SEZIONE DEL DOCUMENTO →

Milano, proroga di tavoli all’aperto e dehors fino al 31 marzo 2022

Milano e Genova lo hanno deciso, mentre per Roma la questione è ancora in alto mare. In tutte le maggiori città è in via di definizione la disciplina che, nei prossimi anni, riguarderà tavoli all’aperto, dehors e sedie fuori dai locali, di fatto alcune tra le misure più importanti che anno “salvato” i titolati di bar e ristoranti in questi ultimi tempi.

Il Comune di Milano, ad esempio, ne ha appena deliberato la proroga fino al 31 marzo 2022 (il voto in Consiglio comunale dovrebbe avvenire entro il 31 dicembre). Il nuovo regolamento prevede che per i tavolini e le sedie che occupano la sede stradale, la durata massima sarà di

 sei mesi – nel periodo tra il 15 aprile e il 15 ottobre – in modo da da liberare parcheggi per le auto. Per le aree del centro, invece, e per mantenere il decoro, servirà il parere della Sovrintendenza. Arpa invece dovrà dare il proprio assenso per gli esercizi ad alto rischio di inquinamento acustico. Nel capoluogo meneghino, cambia anche la durata per i dehors nelle aree verdi. In tutto si tratterà di nove mesi, tra il primo marzo e il 31 ottobre. Non cambia niente invece per chi mette i tavolini sul marciapiede.

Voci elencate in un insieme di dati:
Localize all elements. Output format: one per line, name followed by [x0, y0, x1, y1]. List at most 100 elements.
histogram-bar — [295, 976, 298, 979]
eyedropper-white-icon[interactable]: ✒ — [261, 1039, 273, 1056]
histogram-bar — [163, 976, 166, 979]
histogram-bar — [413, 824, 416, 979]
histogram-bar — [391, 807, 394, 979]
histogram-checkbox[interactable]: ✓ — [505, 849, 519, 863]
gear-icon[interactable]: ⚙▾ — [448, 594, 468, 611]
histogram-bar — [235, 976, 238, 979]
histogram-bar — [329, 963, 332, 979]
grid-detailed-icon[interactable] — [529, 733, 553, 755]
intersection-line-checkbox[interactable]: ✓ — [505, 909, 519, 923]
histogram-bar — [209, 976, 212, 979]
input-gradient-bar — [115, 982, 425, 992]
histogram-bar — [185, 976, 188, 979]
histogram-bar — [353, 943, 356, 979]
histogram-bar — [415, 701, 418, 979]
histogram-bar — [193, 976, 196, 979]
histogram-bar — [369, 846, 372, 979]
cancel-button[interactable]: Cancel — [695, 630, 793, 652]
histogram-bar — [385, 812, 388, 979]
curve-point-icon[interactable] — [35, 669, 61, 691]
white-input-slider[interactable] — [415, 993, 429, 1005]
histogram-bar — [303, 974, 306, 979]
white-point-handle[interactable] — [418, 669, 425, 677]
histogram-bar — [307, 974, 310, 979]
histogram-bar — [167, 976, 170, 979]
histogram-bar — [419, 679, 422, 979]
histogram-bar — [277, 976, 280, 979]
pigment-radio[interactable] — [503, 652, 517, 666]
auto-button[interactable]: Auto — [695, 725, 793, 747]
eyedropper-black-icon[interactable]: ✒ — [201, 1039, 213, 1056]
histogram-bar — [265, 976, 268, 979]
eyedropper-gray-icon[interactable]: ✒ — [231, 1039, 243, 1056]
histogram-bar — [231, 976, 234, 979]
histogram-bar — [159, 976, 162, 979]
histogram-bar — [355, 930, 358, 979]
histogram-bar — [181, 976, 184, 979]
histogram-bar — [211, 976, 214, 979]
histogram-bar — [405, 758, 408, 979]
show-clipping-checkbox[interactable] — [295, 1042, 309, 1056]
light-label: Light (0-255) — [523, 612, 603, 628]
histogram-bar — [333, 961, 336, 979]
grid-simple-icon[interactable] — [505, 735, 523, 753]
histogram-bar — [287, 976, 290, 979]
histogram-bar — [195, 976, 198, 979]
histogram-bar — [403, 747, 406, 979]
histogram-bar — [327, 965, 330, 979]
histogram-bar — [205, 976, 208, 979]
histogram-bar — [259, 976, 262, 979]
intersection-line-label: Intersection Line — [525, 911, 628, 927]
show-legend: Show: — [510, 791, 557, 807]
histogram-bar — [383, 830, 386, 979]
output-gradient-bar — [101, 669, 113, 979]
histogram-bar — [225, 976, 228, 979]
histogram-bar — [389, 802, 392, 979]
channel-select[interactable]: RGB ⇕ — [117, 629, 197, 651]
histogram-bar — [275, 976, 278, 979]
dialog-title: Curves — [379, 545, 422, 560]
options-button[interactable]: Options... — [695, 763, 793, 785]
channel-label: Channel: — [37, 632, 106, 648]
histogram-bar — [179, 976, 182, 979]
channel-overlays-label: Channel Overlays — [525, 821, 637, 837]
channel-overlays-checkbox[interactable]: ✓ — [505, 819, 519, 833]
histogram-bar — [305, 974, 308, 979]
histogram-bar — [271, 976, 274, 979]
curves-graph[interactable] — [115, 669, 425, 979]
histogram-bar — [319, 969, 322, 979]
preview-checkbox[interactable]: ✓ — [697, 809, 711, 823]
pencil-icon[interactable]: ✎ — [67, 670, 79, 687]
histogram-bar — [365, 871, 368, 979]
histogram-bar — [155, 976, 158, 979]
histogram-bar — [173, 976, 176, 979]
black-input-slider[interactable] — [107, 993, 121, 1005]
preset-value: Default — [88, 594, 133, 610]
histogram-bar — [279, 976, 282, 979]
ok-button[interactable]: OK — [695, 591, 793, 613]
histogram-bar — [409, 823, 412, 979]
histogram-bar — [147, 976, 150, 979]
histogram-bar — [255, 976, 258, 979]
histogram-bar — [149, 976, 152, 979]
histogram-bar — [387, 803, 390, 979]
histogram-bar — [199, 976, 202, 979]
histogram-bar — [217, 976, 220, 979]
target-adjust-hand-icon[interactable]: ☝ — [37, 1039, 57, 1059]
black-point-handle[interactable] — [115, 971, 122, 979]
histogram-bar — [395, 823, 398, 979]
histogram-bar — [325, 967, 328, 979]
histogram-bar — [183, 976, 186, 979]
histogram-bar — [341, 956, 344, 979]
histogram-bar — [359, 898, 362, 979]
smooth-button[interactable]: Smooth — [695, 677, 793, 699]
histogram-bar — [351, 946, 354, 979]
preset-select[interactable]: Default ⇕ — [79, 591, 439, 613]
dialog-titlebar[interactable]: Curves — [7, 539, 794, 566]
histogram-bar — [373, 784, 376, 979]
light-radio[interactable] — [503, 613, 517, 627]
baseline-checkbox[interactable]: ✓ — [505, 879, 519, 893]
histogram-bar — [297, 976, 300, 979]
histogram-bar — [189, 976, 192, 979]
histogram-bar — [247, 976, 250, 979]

CONSEGNA 1 → Indichi tutte le città menzionate nell'articolo sui dehors a Milano.
CONSEGNA 2 → Secondo l'articolo sui dehors a Milano, quale ente dovrà dare il proprio assenso per gli esercizi ad alto rischio di inquinamento acustico?
CONSEGNA 3 → Prosegua l'articolo sulla proroga dei dehors a Milano a partire dall'ultima frase riportata.
I dati riportati non hanno alcuna rilevanza per quanto richiesto.

RISULTATO 1 → Milano, Genova, Roma

RISULTATO 2 → Arpa.

RISULTATO 3 →
Se le nuove disposizioni entreranno in vigore dal gennaio del 2023, nei prossimi dodici mesi, in caso non venisse prorogata la gratuità dell’occupazione di suolo pubblico (ad oggi disposta ex-lege da provvedimento del Governo), i locali beneficeranno di una riduzione del 20% sugli importi del Canone Unico Patrimoniale, con la possibilità di pagare in due mesi. In sostanza, cioè, i commercianti che in questi due anni hanno avuto dehors esterni dovranno chiedere il rinnovo della concessione.

Situazione ancora migliore per i titolari di pubblici esercizi a Genova, dove la concessione del suolo pubblico gratuita per i dehors sarà rinnovata per tutto il 2022, e con ogni probabilità anche per gli anni a venire. “Quella dei dehors è stata una nostra idea idea, siamo stati i primi in tutta Italia a dare i dehors gratuiti per sopperire alla mancanza di posti dentro per il Covid”, ha spiegato il sindaco Marco Bucci negli scorsi giorni. “È stata un’idea che ha dimostrato ai genovesi, spesso recalcitranti e soprattutto alle amministrazioni che spesso non hanno il coraggio che i tavolini rendono più bella la città. Sono una grande e bella immagine, perché fanno vedere la città viva”.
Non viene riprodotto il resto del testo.